*SUPPLIED PASSAGE*:
------------------------------------------------------------------------

= Public debate =

Form of public dialogue

Public debate may mean simply debating by the public, or in public. The term is also used for a particular formal style of debate in a competitive or educational context. Two teams of two compete through six rounds of argument, giving persuasive speeches on a particular topic.

== Pre-Debate ==

Before the round takes place, the teams are designated as either the Affirmative or the Negative. The two teams are then given three topics from which to choose. The Affirmative is given first strike which means that they remove one of the topics from the list. The Negative then is left with two topics to choose from, and will choose which topic they wish to argue by again using their strike and removing the topic they do not wish to talk on. The two teams will then have fifteen minutes to formulate the case they wish to present. At the end of the 15 minutes the teams reconvene and begin the debate.

The members of each team are referred to as the following:

- Leader of the Affirmative
- Member of the Affirmative
- Leader of the Negation
- Member of the Negation

== Timetable ==

Prep-Period: 15 minutes

Leader Affirmative: 7 minutes

Leader Negation: 8 minutes

Member Affirmative: 8 minutes

Member Negation: 8 minutes

Leader Negation Rebuttal: 4 minutes

Leader Affirmative Rebuttal: 5 minutes

As with any debating style, the individual timings may vary between tournaments.

== Procedural information ==

At the beginning of each speech the speaker is expected to thank their partner, the opposition, the judge and anybody who is watching. While not explicitly important it is a formal nicety that is expected of each debater. To ask a question a member of the opposing team stands up and waits for the speaker to take their question. Questioning may occur at any time during the debate with a few exceptions.

- If it is a rebuttal.
- If it is within the first minute of the speech.
- If it is after the last minute of the speech.
- If the speaker places any restrictions on the questioning or refuses to answer a question.

Note that if a speaker refuses to take a question, it can reflect badly on the speaker. Also, a speaker must not ever directly insult or attack their opponents, only the points they are making. Similarly, when a speech is being given side talking is not allowed as it can distract the speaker. The only way that someone may show approval of a topic is to knock on the desk. During a rebuttal speech the speaker is not allowed to bring up any new points of information or talk about anything that has not already been covered.

------------------------------------------------------------------------

Dataset rows
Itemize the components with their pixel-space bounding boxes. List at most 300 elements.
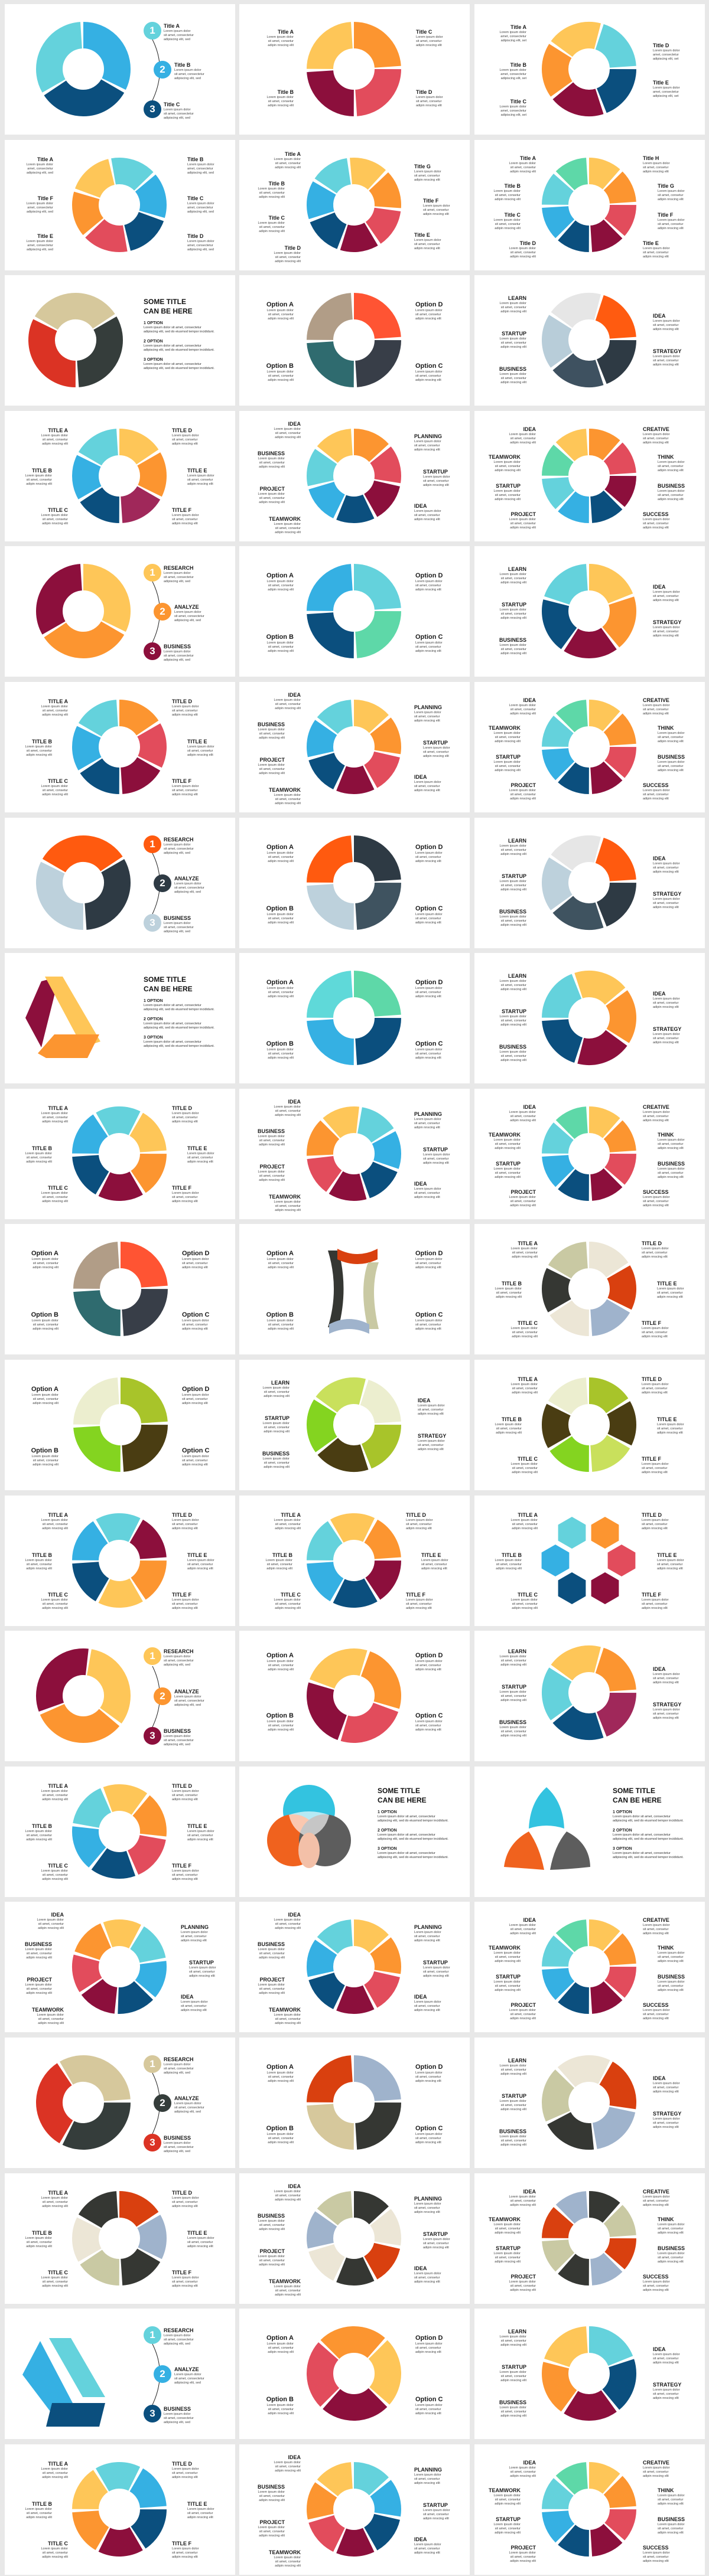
label: Title A: Lorem ipsum dolor [164, 30, 191, 33]
label: IDEA 2: adipin nnscing elit [414, 2280, 440, 2284]
label: Option D: Lorem ipsum dolor [415, 309, 443, 312]
label: Option A: Option A [266, 1652, 294, 1659]
label: STARTUP: adipin nnscing elit [495, 2260, 521, 2264]
label: Title A [499, 24, 526, 43]
slide 10: 6-step swirl [5, 411, 235, 541]
label: Title C [187, 195, 214, 214]
label: TITLE F: sit amet, consetur [172, 1873, 197, 1877]
label: STRATEGY: Lorem ipsum dolor [653, 626, 680, 629]
label: IDEA: Lorem ipsum dolor [653, 590, 680, 594]
label: IDEA: IDEA [51, 1912, 64, 1918]
label: TITLE C [510, 1456, 538, 1474]
label: TITLE A [41, 1783, 68, 1801]
label: BUSINESS [258, 1941, 285, 1960]
label: STRATEGY: sit amet, consetur [653, 630, 678, 634]
label: PROJECT: PROJECT [510, 2274, 536, 2280]
label: Option C: Option C [415, 1311, 443, 1318]
label: Title A: Title A [278, 29, 294, 35]
label: Option A [266, 1250, 294, 1269]
label: Option C: sit amet, consetur [415, 917, 441, 920]
label: TEAMWORK: adipin nnscing elit [275, 802, 301, 805]
label: Option A: adipin nnscing elit [268, 1266, 294, 1269]
label: IDEA 2: Lorem ipsum dolor [414, 2543, 441, 2546]
label: ANALYZE: ANALYZE [174, 2366, 199, 2372]
number 2 [154, 61, 171, 79]
label: STARTUP: adipin nnscing elit [500, 2379, 526, 2382]
label: IDEA: IDEA [653, 2075, 666, 2081]
label: ANALYZE: sit amet, consectetur [174, 615, 204, 618]
label: IDEA: Lorem ipsum dolor [274, 698, 301, 702]
label: TITLE A: adipin nnscing elit [42, 2205, 68, 2208]
label: SUCCESS: Lorem ipsum dolor [643, 2280, 670, 2284]
ring diagram [474, 953, 705, 1083]
label: TITLE B: sit amet, consetur [27, 478, 52, 482]
label: PLANNING: Lorem ipsum dolor [414, 2202, 441, 2206]
label: TITLE A [274, 1512, 301, 1530]
label: Title D: sit amet, consetur [510, 251, 536, 254]
label: PROJECT: adipin nnscing elit [510, 2288, 536, 2292]
label: CREATIVE: Lorem ipsum dolor [643, 2195, 670, 2199]
label: Option B: Option B [266, 2125, 294, 2132]
label: BUSINESS: BUSINESS [499, 366, 526, 372]
slide 30: 6 petal ring [474, 1224, 705, 1354]
label: TITLE B: TITLE B [32, 2501, 52, 2507]
label: TITLE F: Lorem ipsum dolor [642, 1327, 669, 1330]
label: STARTUP: sit amet, consetur [501, 1695, 526, 1698]
title and options: adipiscing elit, sed do eiusmod tempor incididunt. [378, 1818, 448, 1822]
number 3: 3 [149, 1730, 155, 1741]
label: TITLE E: Lorem ipsum dolor [187, 474, 214, 478]
label: PROJECT: adipin nnscing elit [510, 2559, 536, 2563]
ring diagram [5, 1224, 235, 1354]
label: BUSINESS [499, 1044, 526, 1062]
label: Option C: adipin nnscing elit [415, 1327, 441, 1331]
label: Title C [416, 29, 443, 47]
label: PROJECT: sit amet, consetur [259, 768, 285, 771]
label: STARTUP: adipin nnscing elit [495, 769, 521, 772]
label: THINK: adipin nnscing elit [658, 2502, 684, 2506]
label: Option C: sit amet, consetur [415, 1323, 441, 1327]
label: SUCCESS: SUCCESS [643, 2545, 669, 2551]
label: ANALYZE: Lorem ipsum dolor [174, 2373, 201, 2376]
label: Option B [31, 1447, 58, 1467]
title and options: 1 OPTION [613, 1810, 632, 1814]
label: BUSINESS [658, 2516, 685, 2535]
label: PROJECT: Lorem ipsum dolor [509, 2551, 536, 2555]
label: BUSINESS: adipin nnscing elit [259, 465, 285, 469]
label: TEAMWORK: TEAMWORK [269, 787, 301, 793]
label: Option D: adipin nnscing elit [415, 1668, 441, 1671]
label: Title C: Title C [505, 212, 521, 218]
slide 33: 6 green waves [474, 1360, 705, 1490]
label: TITLE C: adipin nnscing elit [42, 793, 68, 796]
label: TITLE C [41, 1592, 68, 1610]
label: PLANNING: adipin nnscing elit [414, 2211, 440, 2214]
label: PLANNING [181, 1924, 209, 1942]
label: Title D: sit amet, consetur [275, 256, 301, 259]
title and options: adipiscing elit, sed do eiusmod tempor incididunt. [144, 1026, 214, 1030]
label: STARTUP: Lorem ipsum dolor [262, 1422, 290, 1425]
label: Option B: adipin nnscing elit [32, 1327, 58, 1331]
label: BUSINESS [164, 644, 194, 662]
label: Option B: adipin nnscing elit [268, 1728, 294, 1732]
label: IDEA: IDEA [523, 1917, 536, 1923]
label: STARTUP: Lorem ipsum dolor [423, 475, 450, 479]
title and options: 2 OPTION [378, 1829, 397, 1833]
label: Title F [658, 212, 685, 230]
label: TITLE C: TITLE C [48, 2541, 68, 2546]
label: IDEA: adipin nnscing elit [275, 1927, 301, 1930]
label: IDEA 2: Lorem ipsum dolor [414, 2272, 441, 2275]
label: LEARN: sit amet, consetur [501, 2068, 526, 2072]
label: Option C [415, 1040, 443, 1060]
label: TITLE F: sit amet, consetur [642, 1331, 667, 1334]
label: PROJECT [258, 1164, 285, 1182]
label: STARTUP: Lorem ipsum dolor [189, 1966, 216, 1970]
label: Title G: Title G [658, 183, 674, 189]
label: IDEA 2: adipin nnscing elit [414, 2009, 440, 2012]
label: SUCCESS: SUCCESS [643, 2002, 669, 2008]
label: Option C: sit amet, consetur [415, 1724, 441, 1728]
label: TITLE C: TITLE C [518, 1592, 538, 1598]
label: STARTUP: sit amet, consetur [501, 1019, 526, 1023]
label: LEARN: adipin nnscing elit [500, 1663, 526, 1667]
slide 50: 7 swirl [239, 2173, 470, 2304]
label: TITLE C [41, 507, 68, 525]
label: TITLE F: adipin nnscing elit [172, 793, 198, 796]
label: PROJECT: adipin nnscing elit [259, 501, 285, 504]
slide 18: 8-piece puzzle [474, 682, 705, 812]
label: TEAMWORK: Lorem ipsum dolor [493, 1138, 521, 1142]
label: THINK: THINK [658, 2487, 674, 2493]
label: THINK: sit amet, consetur [658, 2227, 683, 2231]
title and options: Lorem ipsum dolor sit amet, consectetur [378, 1852, 435, 1855]
label: Title B: Title B [269, 181, 285, 187]
label: STARTUP: STARTUP [496, 1974, 521, 1980]
number 1 [144, 835, 161, 853]
label: TITLE B: Lorem ipsum dolor [495, 1287, 522, 1291]
label: THINK: adipin nnscing elit [658, 740, 684, 743]
label: IDEA: adipin nnscing elit [653, 870, 679, 874]
label: TITLE A: sit amet, consetur [43, 2200, 68, 2204]
label: THINK: THINK [658, 2216, 674, 2222]
label: TITLE F [642, 1320, 669, 1338]
label: Option C: Option C [415, 634, 443, 641]
label: ANALYZE [174, 2366, 204, 2385]
label: PROJECT: sit amet, consetur [510, 793, 536, 796]
slide 3: 5-step ring [474, 4, 705, 135]
label: TITLE A: TITLE A [48, 1105, 68, 1111]
label: IDEA 2: IDEA [414, 2536, 427, 2542]
label: TITLE E: adipin nnscing elit [657, 1295, 683, 1299]
label: IDEA 2: sit amet, consetur [414, 2276, 440, 2280]
label: TITLE D: sit amet, consetur [172, 2471, 197, 2475]
label: BUSINESS: sit amet, consectetur [164, 654, 194, 658]
label: TITLE D: Lorem ipsum dolor [642, 1247, 669, 1251]
label: TITLE A [41, 2190, 68, 2208]
label: Option D: sit amet, consetur [415, 584, 441, 587]
label: TITLE E: sit amet, consetur [187, 1834, 213, 1837]
label: LEARN: LEARN [271, 1380, 290, 1386]
label: PLANNING: sit amet, consetur [414, 715, 440, 719]
label: TEAMWORK [489, 454, 521, 472]
label: Option A: adipin nnscing elit [268, 588, 294, 592]
label: TITLE E [187, 739, 214, 757]
slide 53: 4 blocks options [239, 2309, 470, 2439]
label: Option A: adipin nnscing elit [268, 995, 294, 998]
label: STARTUP: sit amet, consetur [501, 884, 526, 887]
label: ANALYZE: sit amet, consectetur [174, 886, 204, 890]
label: LEARN: LEARN [508, 566, 526, 572]
label: LEARN [499, 566, 526, 585]
label: LEARN: sit amet, consetur [264, 1390, 290, 1394]
label: Option D: Option D [415, 1652, 443, 1659]
label: IDEA 2: IDEA [414, 1994, 427, 2000]
label: TITLE F [172, 1863, 199, 1881]
label: THINK [658, 1945, 685, 1963]
title and options: adipiscing elit, sed do eiusmod tempor incididunt. [144, 329, 214, 333]
label: Title D [416, 89, 443, 107]
label: IDEA 2: adipin nnscing elit [414, 789, 440, 792]
label: STARTUP: Lorem ipsum dolor [493, 489, 521, 493]
label: Title E: sit amet, consetur [414, 243, 440, 246]
label: Option C: adipin nnscing elit [182, 1327, 208, 1331]
label: BUSINESS: adipin nnscing elit [658, 1176, 684, 1179]
label: Option C: sit amet, consetur [415, 2137, 441, 2140]
label: Title C: adipiscing elit, sed [164, 116, 190, 120]
label: CREATIVE [643, 426, 670, 445]
label: Option B: Lorem ipsum dolor [266, 2133, 294, 2136]
label: TITLE D: adipin nnscing elit [642, 1527, 668, 1530]
title and options: Lorem ipsum dolor sit amet, consectetur [144, 326, 201, 329]
title and options: adipiscing elit, sed do eiusmod tempor incididunt. [144, 1007, 214, 1011]
label: BUSINESS: Lorem ipsum dolor [258, 457, 285, 461]
label: TITLE A: Lorem ipsum dolor [41, 705, 68, 709]
label: STRATEGY: STRATEGY [653, 891, 681, 897]
label: Option D [415, 2335, 443, 2354]
label: TITLE A: Lorem ipsum dolor [510, 1383, 538, 1386]
label: BUSINESS: BUSINESS [658, 1161, 685, 1167]
label: Title A [26, 156, 53, 175]
label: Option D: Option D [415, 572, 443, 579]
slide 1: 3-step ring with numbered list [5, 4, 235, 135]
label: TITLE C: sit amet, consetur [43, 1602, 68, 1606]
label: PROJECT: Lorem ipsum dolor [258, 2526, 285, 2529]
label: Option C [415, 1311, 443, 1331]
label: IDEA 2: IDEA [181, 1994, 194, 2000]
label: TITLE B: TITLE B [32, 468, 52, 474]
label: TEAMWORK: Lorem ipsum dolor [274, 2285, 301, 2288]
label: Option B: Lorem ipsum dolor [31, 1455, 58, 1458]
label: STARTUP [423, 1960, 450, 1978]
label: IDEA: IDEA [653, 584, 666, 590]
label: Option C: sit amet, consetur [415, 2408, 441, 2411]
slide 21: yin-yang 5 learn [474, 818, 705, 948]
label: TITLE B: adipin nnscing elit [26, 2516, 52, 2519]
label: TITLE E: adipin nnscing elit [657, 1567, 683, 1571]
label: STARTUP: STARTUP [502, 873, 526, 879]
label: TITLE B [25, 1823, 52, 1842]
label: SUCCESS: sit amet, consetur [643, 2555, 668, 2559]
label: SUCCESS: Lorem ipsum dolor [643, 1196, 670, 1199]
label: TITLE A: sit amet, consetur [512, 1251, 538, 1255]
label: STRATEGY: adipin nnscing elit [653, 363, 679, 367]
label: TITLE B: Lorem ipsum dolor [25, 745, 52, 749]
label: Option D: Option D [415, 301, 443, 308]
label: LEARN: Lorem ipsum dolor [499, 2335, 526, 2339]
label: IDEA [509, 1917, 536, 1935]
label: TEAMWORK: sit amet, consetur [38, 2017, 64, 2021]
label: Title D: adipin nnscing elit [510, 255, 536, 259]
label: TITLE B: TITLE B [32, 1145, 52, 1151]
label: TITLE D: adipin nnscing elit [642, 1391, 668, 1395]
label: TITLE F [642, 1456, 669, 1474]
number 2 [154, 2365, 171, 2383]
slide 37: 3 arrows with numbered list [5, 1631, 235, 1761]
number 3 [144, 914, 161, 932]
label: IDEA: sit amet, consetur [653, 1677, 678, 1680]
title and options: Lorem ipsum dolor sit amet, consectetur [378, 1815, 435, 1818]
label: BUSINESS: Lorem ipsum dolor [258, 1135, 285, 1138]
label: IDEA [274, 1099, 301, 1117]
label: Option A: Lorem ipsum dolor [266, 1660, 294, 1663]
label: Option B: sit amet, consetur [268, 1724, 294, 1728]
label: IDEA 2 [414, 774, 441, 792]
label: STARTUP: STARTUP [423, 1147, 448, 1152]
ring diagram [239, 953, 470, 1083]
label: IDEA: Lorem ipsum dolor [653, 2353, 680, 2356]
label: STARTUP: STARTUP [496, 2516, 521, 2522]
label: IDEA: adipin nnscing elit [418, 1412, 444, 1416]
label: IDEA 2: adipin nnscing elit [414, 2551, 440, 2555]
label: TITLE D: sit amet, consetur [642, 1523, 667, 1526]
label: Option C: Lorem ipsum dolor [415, 1319, 443, 1323]
label: STARTUP: sit amet, consetur [423, 479, 448, 483]
label: IDEA: adipin nnscing elit [510, 1932, 536, 1935]
label: Title D [187, 233, 214, 252]
label: BUSINESS: Lorem ipsum dolor [262, 1457, 290, 1461]
label: IDEA: IDEA [288, 2183, 301, 2189]
label: Option D: sit amet, consetur [415, 991, 441, 994]
label: TITLE A: TITLE A [48, 1783, 68, 1789]
label: IDEA [653, 584, 680, 602]
label: Title E [643, 240, 670, 259]
label: Title E: amet, consectetur [27, 244, 53, 247]
slide 44: 7 faceted blocks [239, 1902, 470, 2032]
label: IDEA: sit amet, consetur [510, 1928, 536, 1931]
label: TITLE F: adipin nnscing elit [172, 522, 198, 525]
label: RESEARCH: RESEARCH [164, 565, 194, 571]
label: BUSINESS: Lorem ipsum dolor [658, 489, 685, 493]
label: RESEARCH: Lorem ipsum dolor [164, 2334, 191, 2337]
label: Option B: Option B [31, 1447, 58, 1454]
label: Title E: Lorem ipsum dolor [643, 247, 670, 250]
ring diagram [542, 21, 636, 117]
label: LEARN: Lorem ipsum dolor [499, 302, 526, 305]
label: Option B [266, 634, 294, 653]
label: STARTUP: Lorem ipsum dolor [499, 337, 526, 341]
title and options: adipiscing elit, sed do eiusmod tempor incididunt. [613, 1818, 684, 1822]
label: TITLE D [172, 1783, 199, 1801]
title and options: Lorem ipsum dolor sit amet, consectetur [613, 1852, 671, 1855]
label: TITLE E: TITLE E [421, 1552, 441, 1558]
label: STARTUP: adipin nnscing elit [500, 888, 526, 892]
label: STARTUP: adipin nnscing elit [423, 755, 449, 758]
venn diagram [239, 1767, 470, 1897]
label: TITLE F: Lorem ipsum dolor [642, 1462, 669, 1466]
petals diagram [474, 1767, 705, 1897]
label: IDEA: adipin nnscing elit [275, 707, 301, 710]
label: LEARN: adipin nnscing elit [500, 2072, 526, 2076]
label: TITLE A: TITLE A [518, 1512, 538, 1518]
label: TITLE C: Lorem ipsum dolor [41, 2547, 68, 2551]
slide 14: 4-piece puzzle [239, 546, 470, 677]
label: TITLE B: adipin nnscing elit [266, 1567, 292, 1571]
label: CREATIVE: sit amet, consetur [643, 1928, 668, 1931]
label: LEARN [499, 2058, 526, 2076]
label: PROJECT: Lorem ipsum dolor [258, 492, 285, 496]
label: TITLE D: TITLE D [406, 1512, 426, 1518]
ring diagram [5, 1089, 235, 1219]
title and options: Lorem ipsum dolor sit amet, consectetur [144, 1022, 201, 1026]
label: IDEA 2: IDEA [414, 503, 427, 509]
label: Title E: Lorem ipsum dolor [26, 240, 53, 243]
label: Option B: adipin nnscing elit [268, 921, 294, 925]
label: STARTUP: adipin nnscing elit [423, 2246, 449, 2249]
label: BUSINESS: Lorem ipsum dolor [658, 1167, 685, 1171]
label: STARTUP: STARTUP [496, 2245, 521, 2251]
number 1 [144, 2055, 161, 2073]
label: PLANNING: adipin nnscing elit [414, 1939, 440, 1942]
label: Option D: Option D [182, 1250, 209, 1257]
label: BUSINESS: adipin nnscing elit [658, 2260, 684, 2264]
label: TITLE D: sit amet, consetur [642, 1251, 667, 1255]
label: PLANNING: Lorem ipsum dolor [414, 1118, 441, 1121]
label: TITLE F: Lorem ipsum dolor [172, 514, 199, 517]
label: TITLE C: Lorem ipsum dolor [41, 1191, 68, 1195]
label: CREATIVE [643, 1917, 670, 1935]
label: THINK: Lorem ipsum dolor [658, 1951, 685, 1955]
label: Option B: Option B [266, 1712, 294, 1719]
label: Title B: adipin nnscing elit [268, 104, 294, 107]
label: BUSINESS: sit amet, consetur [501, 1730, 526, 1733]
label: IDEA 2: Lorem ipsum dolor [414, 1187, 441, 1191]
label: Option C [415, 2125, 443, 2144]
label: TITLE E: TITLE E [187, 468, 207, 474]
label: TITLE A [41, 1512, 68, 1530]
title and options: Lorem ipsum dolor sit amet, consectetur [144, 344, 201, 348]
label: TITLE A: adipin nnscing elit [42, 1120, 68, 1124]
label: STRATEGY: sit amet, consetur [653, 1712, 678, 1716]
label: Title E: Lorem ipsum dolor [653, 86, 680, 90]
label: IDEA: IDEA [653, 1666, 666, 1672]
label: TITLE F [172, 2270, 199, 2288]
label: TEAMWORK: sit amet, consetur [275, 2560, 301, 2564]
label: BUSINESS [25, 1941, 52, 1960]
title and options: CAN BE HERE [613, 1796, 662, 1804]
label: BUSINESS [658, 754, 685, 772]
label: Option A: Lorem ipsum dolor [31, 1258, 58, 1261]
label: TITLE F: Lorem ipsum dolor [172, 2276, 199, 2280]
label: TITLE F: TITLE F [172, 507, 191, 513]
label: STARTUP: adipin nnscing elit [189, 1974, 215, 1978]
label: CREATIVE: CREATIVE [643, 2460, 669, 2466]
label: TITLE D: adipin nnscing elit [172, 1120, 198, 1124]
label: PROJECT: PROJECT [510, 782, 536, 788]
label: Title A: Lorem ipsum dolor [274, 158, 301, 161]
label: TITLE F [172, 1592, 199, 1610]
label: LEARN: sit amet, consetur [501, 2339, 526, 2343]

------------------------------------------------------------------------

*LIST OF TASKS*:
a – Answer these from the public debate passage:
(i) How many topics are the two teams given to choose from?
(ii) How long is the Leader Negation's speech?
(iii) How may someone show approval of a topic?
b – List every exception the public debate passage gives to the rule that questioning may occur at any time during the debate.

*RESPONSES IN ORDER*:
a –
(i) Three.
(ii) 8 minutes.
(iii) By knocking on the desk.

b –
- If it is a rebuttal.
- If it is within the first minute of the speech.
- If it is after the last minute of the speech.
- If the speaker places any restrictions on the questioning or refuses to answer a question.